*What this task involves*. Tally each line where the word "France" occurs, then give only the total.

--------------------

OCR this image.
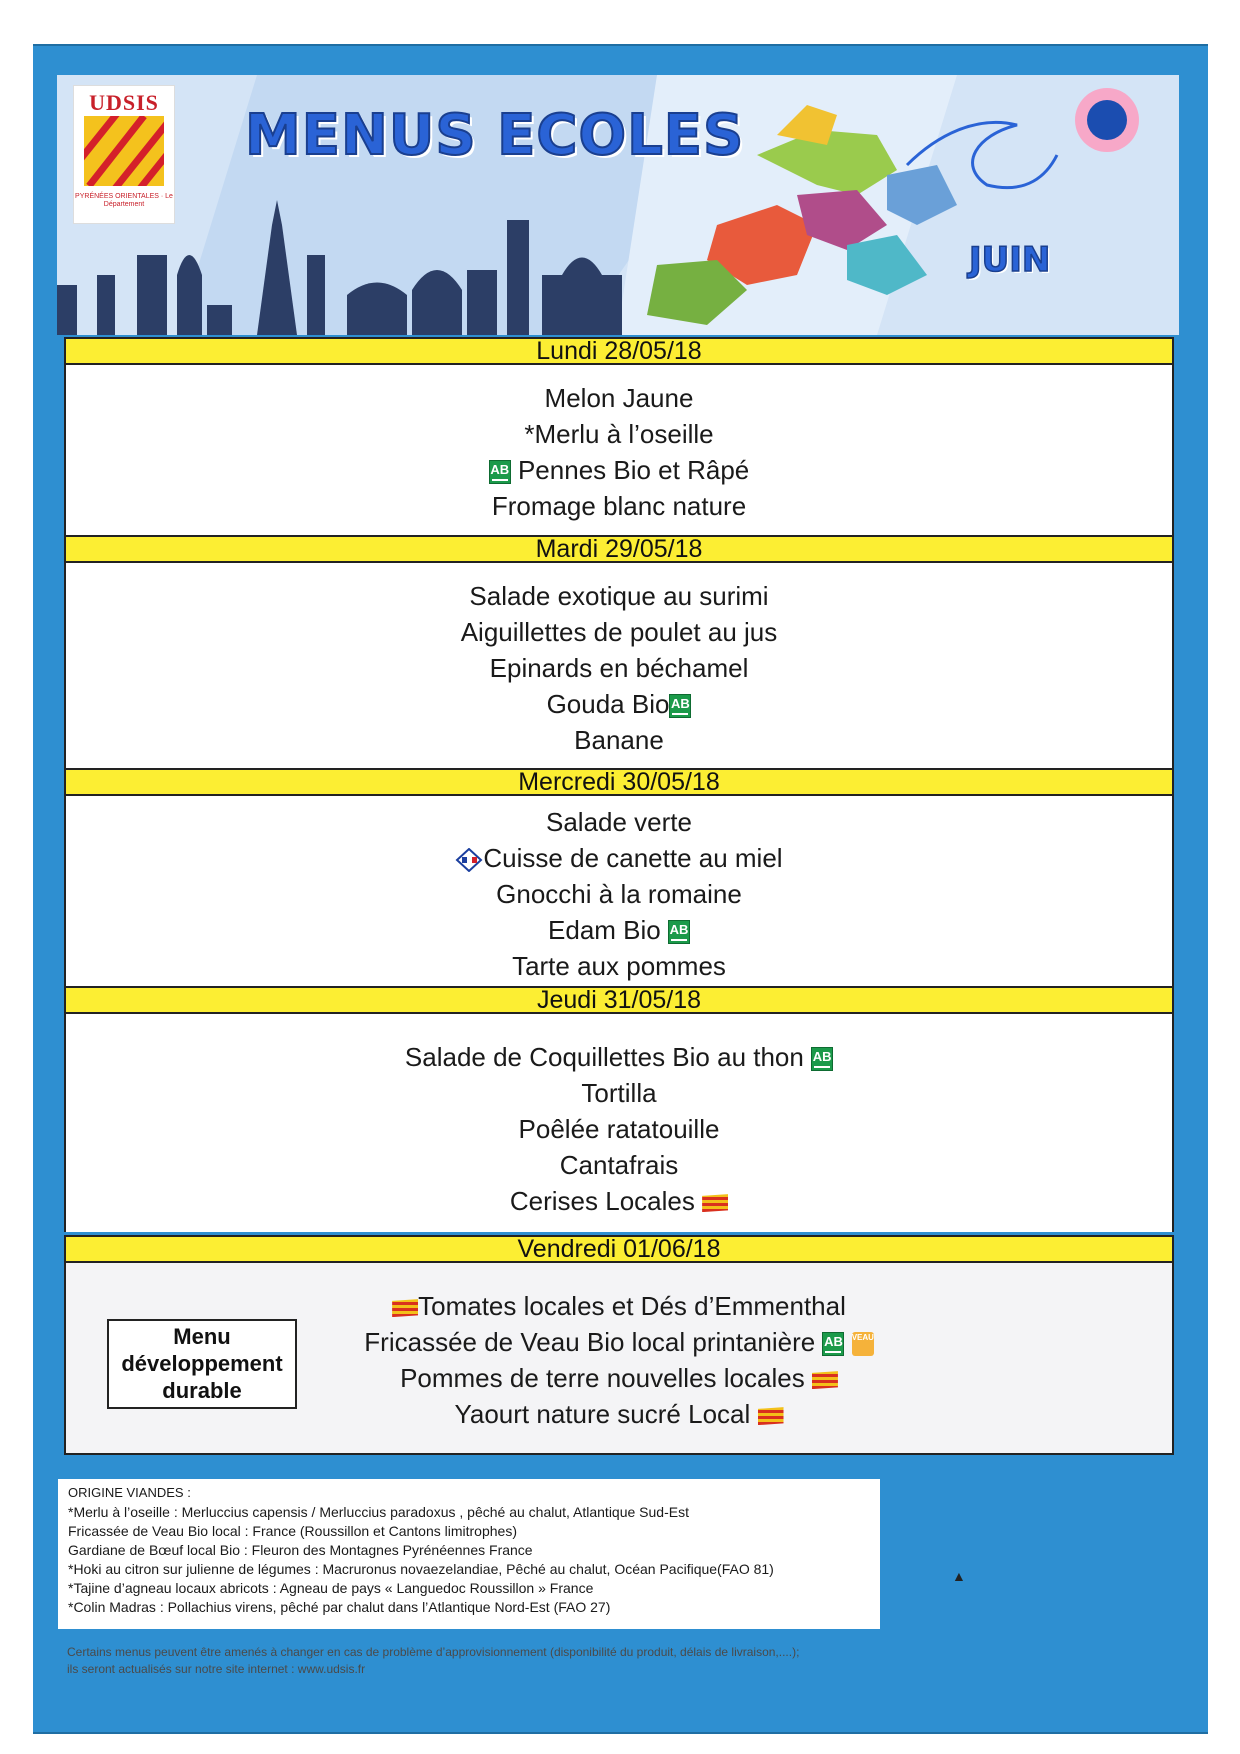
UDSIS
PYRÉNÉES ORIENTALES · Le Département
MENUS ECOLES
JUIN
Lundi 28/05/18
Melon Jaune
*Merlu à l’oseille
AB Pennes Bio et Râpé
Fromage blanc nature
Mardi 29/05/18
Salade exotique au surimi
Aiguillettes de poulet au jus
Epinards en béchamel
Gouda Bio AB
Banane
Mercredi 30/05/18
Salade verte
Cuisse de canette au miel
Gnocchi à la romaine
Edam Bio AB
Tarte aux pommes
Jeudi 31/05/18
Salade de Coquillettes Bio au thon AB
Tortilla
Poêlée ratatouille
Cantafrais
Cerises Locales
Vendredi 01/06/18
Tomates locales et Dés d’Emmenthal
Fricassée de Veau Bio local printanière AB VEAU
Pommes de terre nouvelles locales
Yaourt nature sucré Local
Menu développement durable
ORIGINE VIANDES :
*Merlu à l’oseille : Merluccius capensis / Merluccius paradoxus , pêché au chalut, Atlantique Sud-Est
Fricassée de Veau Bio local : France (Roussillon et Cantons limitrophes)
Gardiane de Bœuf local Bio : Fleuron des Montagnes Pyrénéennes France
*Hoki au citron sur julienne de légumes : Macruronus novaezelandiae, Pêché au chalut, Océan Pacifique(FAO 81)
*Tajine d’agneau locaux abricots : Agneau de pays « Languedoc Roussillon » France
*Colin Madras : Pollachius virens, pêché par chalut dans l’Atlantique Nord-Est (FAO 27)
▲
Certains menus peuvent être amenés à changer en cas de problème d’approvisionnement (disponibilité du produit, délais de livraison,....);
ils seront actualisés sur notre site internet : www.udsis.fr
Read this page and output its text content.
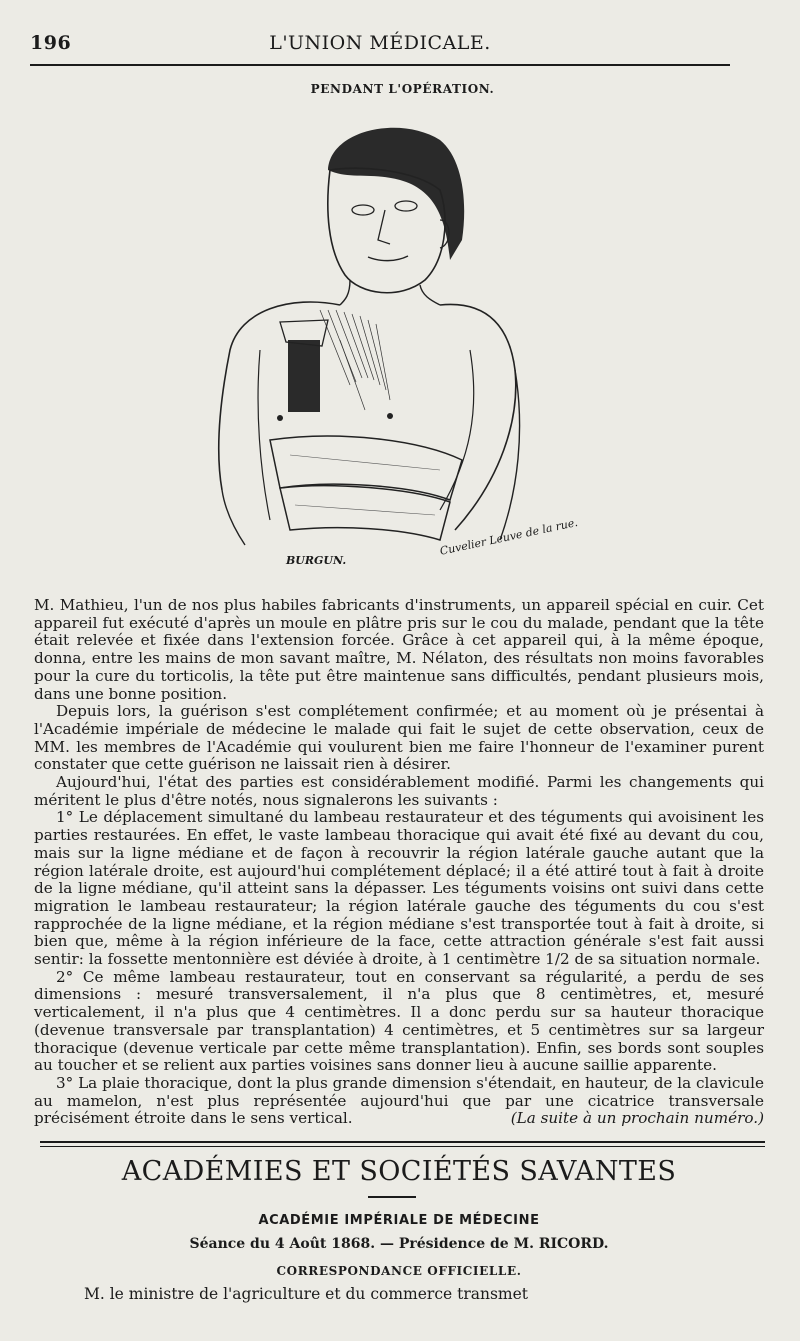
196	L'UNION MÉDICALE.
PENDANT L'OPÉRATION.
BURGUN.
Cuvelier Leuve de la rue.

M. Mathieu, l'un de nos plus habiles fabricants d'instruments, un appareil spécial en cuir. Cet appareil fut exécuté d'après un moule en plâtre pris sur le cou du malade, pendant que la tête était relevée et fixée dans l'extension forcée. Grâce à cet appareil qui, à la même époque, donna, entre les mains de mon savant maître, M. Nélaton, des résultats non moins favorables pour la cure du torticolis, la tête put être maintenue sans difficultés, pendant plusieurs mois, dans une bonne position.

Depuis lors, la guérison s'est complétement confirmée; et au moment où je présentai à l'Académie impériale de médecine le malade qui fait le sujet de cette observation, ceux de MM. les membres de l'Académie qui voulurent bien me faire l'honneur de l'examiner purent constater que cette guérison ne laissait rien à désirer.

Aujourd'hui, l'état des parties est considérablement modifié. Parmi les changements qui méritent le plus d'être notés, nous signalerons les suivants :

1° Le déplacement simultané du lambeau restaurateur et des téguments qui avoisinent les parties restaurées. En effet, le vaste lambeau thoracique qui avait été fixé au devant du cou, mais sur la ligne médiane et de façon à recouvrir la région latérale gauche autant que la région latérale droite, est aujourd'hui complétement déplacé; il a été attiré tout à fait à droite de la ligne médiane, qu'il atteint sans la dépasser. Les téguments voisins ont suivi dans cette migration le lambeau restaurateur; la région latérale gauche des téguments du cou s'est rapprochée de la ligne médiane, et la région médiane s'est transportée tout à fait à droite, si bien que, même à la région inférieure de la face, cette attraction générale s'est fait aussi sentir: la fossette mentonnière est déviée à droite, à 1 centimètre 1/2 de sa situation normale.

2° Ce même lambeau restaurateur, tout en conservant sa régularité, a perdu de ses dimensions : mesuré transversalement, il n'a plus que 8 centimètres, et, mesuré verticalement, il n'a plus que 4 centimètres. Il a donc perdu sur sa hauteur thoracique (devenue transversale par transplantation) 4 centimètres, et 5 centimètres sur sa largeur thoracique (devenue verticale par cette même transplantation). Enfin, ses bords sont souples au toucher et se relient aux parties voisines sans donner lieu à aucune saillie apparente.

3° La plaie thoracique, dont la plus grande dimension s'étendait, en hauteur, de la clavicule au mamelon, n'est plus représentée aujourd'hui que par une cicatrice transversale précisément étroite dans le sens vertical.	(La suite à un prochain numéro.)

ACADÉMIES ET SOCIÉTÉS SAVANTES
ACADÉMIE IMPÉRIALE DE MÉDECINE
Séance du 4 Août 1868. — Présidence de M. RICORD.
CORRESPONDANCE OFFICIELLE.
M. le ministre de l'agriculture et du commerce transmet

--------------------

*Written solution*. 3